> _EXERCISE PROMPT_
Reproduce every line of the material below without changing anything.

Dataset items
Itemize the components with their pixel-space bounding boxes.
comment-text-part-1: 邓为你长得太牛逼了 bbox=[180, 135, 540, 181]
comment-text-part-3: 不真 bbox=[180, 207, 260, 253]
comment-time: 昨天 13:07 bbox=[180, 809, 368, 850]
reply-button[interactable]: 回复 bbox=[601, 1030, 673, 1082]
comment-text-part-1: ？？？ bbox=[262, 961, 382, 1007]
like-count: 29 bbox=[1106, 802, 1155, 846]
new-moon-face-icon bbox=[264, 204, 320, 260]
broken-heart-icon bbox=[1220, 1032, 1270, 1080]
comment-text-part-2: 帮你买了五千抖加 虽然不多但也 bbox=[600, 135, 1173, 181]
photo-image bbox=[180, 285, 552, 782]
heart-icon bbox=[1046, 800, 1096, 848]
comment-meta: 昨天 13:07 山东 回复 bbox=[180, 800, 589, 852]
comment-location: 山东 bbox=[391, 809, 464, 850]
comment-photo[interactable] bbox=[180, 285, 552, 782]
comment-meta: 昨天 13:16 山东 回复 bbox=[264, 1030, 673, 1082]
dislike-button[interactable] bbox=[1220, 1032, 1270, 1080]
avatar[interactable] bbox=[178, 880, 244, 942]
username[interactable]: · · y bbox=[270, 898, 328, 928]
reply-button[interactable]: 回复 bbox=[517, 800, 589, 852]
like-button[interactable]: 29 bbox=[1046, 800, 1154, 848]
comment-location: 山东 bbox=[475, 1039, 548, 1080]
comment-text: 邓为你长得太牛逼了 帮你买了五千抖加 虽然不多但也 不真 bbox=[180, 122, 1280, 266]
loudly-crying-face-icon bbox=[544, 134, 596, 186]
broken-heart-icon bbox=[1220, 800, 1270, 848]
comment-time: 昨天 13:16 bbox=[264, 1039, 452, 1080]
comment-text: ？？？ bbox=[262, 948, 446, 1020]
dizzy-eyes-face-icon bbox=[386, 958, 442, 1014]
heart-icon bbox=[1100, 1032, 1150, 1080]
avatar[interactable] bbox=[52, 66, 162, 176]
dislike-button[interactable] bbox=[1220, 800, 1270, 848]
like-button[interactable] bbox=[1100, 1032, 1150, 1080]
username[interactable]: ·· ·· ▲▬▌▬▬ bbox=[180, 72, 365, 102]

> _ANSWER TO THIS EXERCISE_
Itemize the components with their pixel-space bounding boxes.
comment-text-part-1: 邓为你长得太牛逼了 bbox=[180, 135, 540, 181]
comment-text-part-3: 不真 bbox=[180, 207, 260, 253]
comment-time: 昨天 13:07 bbox=[180, 809, 368, 850]
reply-button[interactable]: 回复 bbox=[601, 1030, 673, 1082]
comment-text-part-1: ？？？ bbox=[262, 961, 382, 1007]
like-count: 29 bbox=[1106, 802, 1155, 846]
new-moon-face-icon bbox=[264, 204, 320, 260]
broken-heart-icon bbox=[1220, 1032, 1270, 1080]
comment-text-part-2: 帮你买了五千抖加 虽然不多但也 bbox=[600, 135, 1173, 181]
photo-image bbox=[180, 285, 552, 782]
heart-icon bbox=[1046, 800, 1096, 848]
comment-meta: 昨天 13:07 山东 回复 bbox=[180, 800, 589, 852]
comment-location: 山东 bbox=[391, 809, 464, 850]
comment-photo[interactable] bbox=[180, 285, 552, 782]
comment-meta: 昨天 13:16 山东 回复 bbox=[264, 1030, 673, 1082]
dislike-button[interactable] bbox=[1220, 1032, 1270, 1080]
avatar[interactable] bbox=[178, 880, 244, 942]
username[interactable]: · · y bbox=[270, 898, 328, 928]
reply-button[interactable]: 回复 bbox=[517, 800, 589, 852]
like-button[interactable]: 29 bbox=[1046, 800, 1154, 848]
comment-location: 山东 bbox=[475, 1039, 548, 1080]
comment-text: 邓为你长得太牛逼了 帮你买了五千抖加 虽然不多但也 不真 bbox=[180, 122, 1280, 266]
loudly-crying-face-icon bbox=[544, 134, 596, 186]
broken-heart-icon bbox=[1220, 800, 1270, 848]
comment-time: 昨天 13:16 bbox=[264, 1039, 452, 1080]
comment-text: ？？？ bbox=[262, 948, 446, 1020]
dizzy-eyes-face-icon bbox=[386, 958, 442, 1014]
heart-icon bbox=[1100, 1032, 1150, 1080]
avatar[interactable] bbox=[52, 66, 162, 176]
dislike-button[interactable] bbox=[1220, 800, 1270, 848]
like-button[interactable] bbox=[1100, 1032, 1150, 1080]
username[interactable]: ·· ·· ▲▬▌▬▬ bbox=[180, 72, 365, 102]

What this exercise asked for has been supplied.